## Aim of the exercise
Look below and pull out each line with the word "Peter".

[Dataset entries]
++++++++++
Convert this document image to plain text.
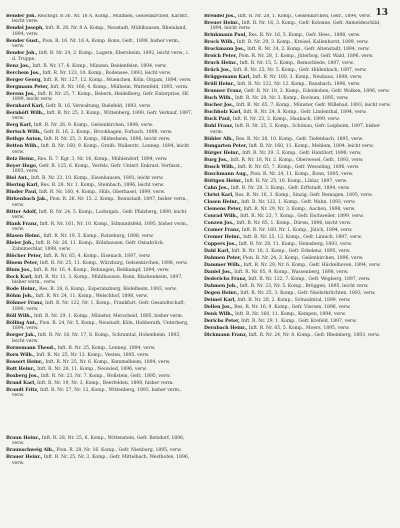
13
Bender Joh. Reichsgr. R 36. Nr. 16 A. Komp., Müllmen, Gelsenkirchen, Karlstr., leicht verw.
Bendel Joseph, Inft. R. 28. Nr. 8 A. Komp., Neustadt, Mühlhausen, Rheinland, 1894, verw.
Bender Gust., Pion. R. 16. Nr. 16 A. Komp. Bonn, Gefr., 1898, bisher verm., verw.
Bender Joh., Inft. R. Nr. 24, 2. Komp., Lagern, Ebersheim, 1892, leicht verw., i. d. Truppe.
Benz Jos., Inft. R. Nr. 17, 6. Komp., Münzen, Beidenfelsn, 1894, verw.
Berchem Jos., Inft. R. Nr. 123, 10. Komp., Bodensee, 1893, leicht verw.
Berger Georg, Inft. R. Nr. 127, 12. Komp., Muenchen, Köln, Orgam, 1894, verw.
Bergmann Peter, Inft. R. Nr. 160, 4. Komp., Mülheim, Wattenfeld, 1893, verm.
Berens Jos., Inft. R. Nr. 25, 7. Komp., Bebern, Heidelberg, Gefr. Enterprise, Hf. 1899, leicht verw.
Bernhard Karl, Gefr. R. 16, Verwaltung, Bielefeld, 1893, verw.
Bernhöft Wilh., Inft. R. Nr. 25, 3. Komp., Wittenberg, 1890, Gefr. Verkauf, 1897, verw.
Berg Karl, Inft. R. Nr. 26, 9. Komp., Gelsenkirchen, 1898, verw.
Bertsch Wilh., Gefr. R. 16, 2. Komp., Brookhagen, Forbach, 1898, verw.
Bethge Anton, Inft. R. Nr. 25, 3. Komp., Hildesheim, 1896, leicht verw.
Betten Wilh., Inft. R. Nr. 160, 9. Komp., Greifs. Wallerstr., Lennep, 1894, leicht verw.
Betz Heinr., Res. R. 7. Kgr. 3, Nr. 16, Komp., Mühlendorf, 1894, verw.
Beyer Hugo, Gefr. R. 125, 6. Komp., Verfels, Gefr. Unterf. Enkrast. Verfasst., 1893, verw.
Biel Ant., Inft. R. Nr. 23, 10. Komp., Eisenhausen, 1893, leicht verw.
Biering Karl, Res. R. 28. Nr. 1, Komp., Steinbach, 1896, leicht verw.
Binder Paul, Inft. R. Nr. 160, 4. Komp., Hüls, Oberhasel, 1899, verw.
Birkenbach Jak., Pion. R. 26. Nr. 15. 2. Komp., Bonnstadt, 1897, bisher verm., verw.
Bitter Adolf, Inft. R. Nr. 24, 5. Komp., Ludwigsb., Gefr. Pfalzberg, 1899, leicht verw.
Blank Franz, Inft. R. Nr. 161, Nr. 10. Komp., Edmundsfeld, 1895, bisher verm., verw.
Blasen Heinr., Inft. R. Nr. 19, 5. Komp., Ratzeburg, 1898, verw.
Bleier Joh., Inft. R. Nr. 26, 11. Komp., Kölnhausen, Gefr. Osnabrück, Zahnmechlar, 1898, verw.
Blöcher Peter, Inft. R. Nr. 65, 4. Komp., Eisenach, 1897, verw.
Bloem Peter, Inft. R. Nr. 25, 11. Komp., Würzburg, Gelsenkirchen, 1898, verw.
Blum Jos., Inft. R. Nr. 16, 4. Komp., Rebungen, Reitkampf, 1894, verw.
Bock Karl, Inft. R. Nr. 11, 3. Komp., Mühlhausen, Bonn, Blackenheim, 1897, bisher verm., verw.
Bode Heinr., Res. R. 28, 6. Komp., Esperanzburg, Rödelheim, 1893, verw.
Böhm Joh., Inft. R. Nr. 24, 11. Komp., Welschhof, 1898, verw.
Böhmer Franz, Inft. R. Nr. 122, Nr. 1, Komp., Frankfurt, Gefr. Gesandtschaft, 1896, verw.
Böll Wilh., Inft. R. Nr. 29, 1. Komp., Münster, Merscheid, 1895, bisher verm.
Bölling Ant., Pion. R. 24, Nr. 5, Komp., Neustadt, Köln, Hobberath, Unterberg, 1894, verw.
Borger Jak., Inft. R. Nr. 16, Nr. 17, 8. Komp., Schramtal, Hohenheim, 1893, leicht verw.
Bornemann Theod., Inft. R. Nr. 25, Komp., Lennep, 1894, verw.
Born Wilh., Inft. R. Nr. 25, Nr. 12. Komp., Vesten, 1895, verw.
Bossert Heinr., Inft. R. Nr. 25, Nr. 6. Komp., Kemmelheim, 1894, verw.
Bott Heinr., Inft. R. Nr. 28, 11. Komp., Neuwied, 1896, verw.
Boxberg Jos., Inft. R. Nr. 23, Nr. 7. Komp., Wollstein, Gefr., 1895, verw.
Brand Karl, Inft. R. Nr. 19, Nr. 3, Komp., Beerfelden, 1898, bisher verm.
Brandt Fritz, Inft. R. Nr. 27, Nr. 12, Komp., Wittenberg, 1893, bisher verm., verw.
Braun Heinr., Inft. R. 28, Nr. 25, 6. Komp., Wittenstein, Gefr. Betzdorf, 1896, verw.
Braunschweig Alb., Pion. R. 28, Nr. 16. Komp., Gefr. Nienburg, 1895, verw.
Brauer Heinr., Inft. R. Nr. 25, Nr. 3, Komp., Gefr. Mittelbach, Westhofen, 1896, verw.
Brendel Jos., Inft. R. Nr. 28, 1. Komp., Gelsenkirchen, Gefr., 1894, verw.
Breuer Heinr., Inft. R. Nr. 16, 3. Komp., Gefr. Kolonne, Gefr. Anmeldeschild, 1894, leicht verw.
Brinkmann Paul, Res. R. Nr. 16, 5. Komp., Gefr. Hess., 1898, verw.
Brock Wilh., Inft. R. Nr. 29, 3. Komp., Kreisel, Kallenhorst, 1899, verw.
Brockmann Jos., Inft. R. Nr. 24, 2. Komp., Gefr. Altenstadt, 1894, verw.
Broich Peter, Pion. R. Nr. 28, 1. Komp., Jüterbog, Gefr. Wald, 1896, verw.
Bruch Heinr., Inft. R. Nr. 15, 5. Komp., Remschlede, 1897, verw.
Brück Jos., Inft. R. Nr. 25, Nr. 5. Komp., Gefr. Hildenbach, 1897, verw.
Brüggemann Karl, Inft. R. Nr. 160, 3. Komp., Neuhaus, 1898, verw.
Brüll Heinr., Inft. R. Nr. 122, Nr. 12. Komp., Ransbach, 1896, verw.
Brunner Franz, Gefr. R. Nr. 18, 3. Komp., Edenkoben, Gefr. Wolken, 1896, verw.
Buch Wilh., Inft. R. Nr. 28, Nr. 3. Komp., Bochum, 1895, verw.
Bucher Jos., Inft. R. Nr. 65, 7. Komp., Münster, Gefr. Willebad, 1893, leicht verw.
Buchholz Karl, Inft. R. Nr. 24, 8. Komp., Gefr. Lindenthal, 1894, verw.
Buck Paul, Inft. R. Nr. 23, 3. Komp., Haubach, 1899, verw.
Buhl Franz, Inft. R. Nr. 25, 3. Komp., Schönau, Gefr. Leipheim, 1897, bisher verm.
Bühler Alb., Res. R. Nr. 28, 10. Komp., Gefr. Tiefenbach, 1895, verw.
Bungarten Peter, Inft. R. Nr. 160, 11. Komp., Mehlem, 1894, leicht verw.
Bürger Heinr., Inft. R. Nr. 29, 3. Komp., Gefr. Hanfdorf, 1898, verw.
Burg Jos., Inft. R. Nr. 16, Nr. 2. Komp., Oberwesel, Gefr., 1893, verw.
Busch Wilh., Inft. R. Nr. 65, 7. Komp., Gefr. Wesseling, 1896, verw.
Buschmann Aug., Pion. R. Nr. 24, 11. Komp., Bonn, 1895, verw.
Büttgen Heinr., Inft. R. Nr. 25, 10. Komp., Liblar, 1897, verw.
Cahn Jos., Inft. R. Nr. 28, 3. Komp., Gefr. Erftstadt, 1894, verw.
Christ Karl, Res. R. Nr. 16, 3. Komp., Sinzig, Gefr. Remagen, 1895, verw.
Clasen Heinr., Inft. R. Nr. 122, 1. Komp., Gefr. Wahn, 1893, verw.
Clemens Peter, Inft. R. Nr. 29, Nr. 3. Komp., Aachen, 1898, verw.
Conrad Wilh., Inft. R. Nr. 23, 7. Komp., Gefr. Eschweiler, 1899, verw.
Conzen Jos., Inft. R. Nr. 65, 1. Komp., Düren, 1896, leicht verw.
Cramer Franz, Inft. R. Nr. 160, Nr. 1. Komp., Jülich, 1894, verw.
Cremer Heinr., Inft. R. Nr. 25, 12. Komp., Gefr. Linnich, 1897, verw.
Cuppers Jos., Inft. R. Nr. 28, 11. Komp., Heinsberg, 1893, verw.
Dahl Karl, Inft. R. Nr. 16, 3. Komp., Gefr. Erkelenz, 1895, verw.
Dahmen Peter, Pion. R. Nr. 24, 3. Komp., Geilenkirchen, 1896, verw.
Dammer Wilh., Inft. R. Nr. 29, Nr. 6. Komp., Gefr. Hückelhoven, 1894, verw.
Daniel Jos., Inft. R. Nr. 65, 9. Komp., Wassenberg, 1898, verw.
Dederichs Franz, Inft. R. Nr. 122, 7. Komp., Gefr. Wegberg, 1897, verw.
Dahmen Joh., Inft. R. Nr. 23, Nr. 5. Komp., Brüggen, 1895, leicht verw.
Degen Heinr., Inft. R. Nr. 25, 3. Komp., Gefr. Niederkrüchten, 1893, verw.
Deimel Karl, Inft. R. Nr. 28, 2. Komp., Schwalmtal, 1899, verw.
Dellen Jos., Res. R. Nr. 16, 9. Komp., Gefr. Viersen, 1896, verw.
Denk Wilh., Inft. R. Nr. 160, 11. Komp., Kempen, 1894, verw.
Derichs Peter, Inft. R. Nr. 29, 1. Komp., Gefr. Krefeld, 1897, verw.
Dernbach Heinr., Inft. R. Nr. 65, 5. Komp., Moers, 1895, verw.
Dickmann Franz, Inft. R. Nr. 24, Nr. 8. Komp., Gefr. Rheinberg, 1893, verw.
++++++++++
## Output of the task
Bergmann Peter, Inft. R. Nr. 160, 4. Komp., Mülheim, Wattenfeld, 1893, verm.
Blöcher Peter, Inft. R. Nr. 65, 4. Komp., Eisenach, 1897, verw.
Bloem Peter, Inft. R. Nr. 25, 11. Komp., Würzburg, Gelsenkirchen, 1898, verw.
Broich Peter, Pion. R. Nr. 28, 1. Komp., Jüterbog, Gefr. Wald, 1896, verw.
Bungarten Peter, Inft. R. Nr. 160, 11. Komp., Mehlem, 1894, leicht verw.
Clemens Peter, Inft. R. Nr. 29, Nr. 3. Komp., Aachen, 1898, verw.
Dahmen Peter, Pion. R. Nr. 24, 3. Komp., Geilenkirchen, 1896, verw.
Derichs Peter, Inft. R. Nr. 29, 1. Komp., Gefr. Krefeld, 1897, verw.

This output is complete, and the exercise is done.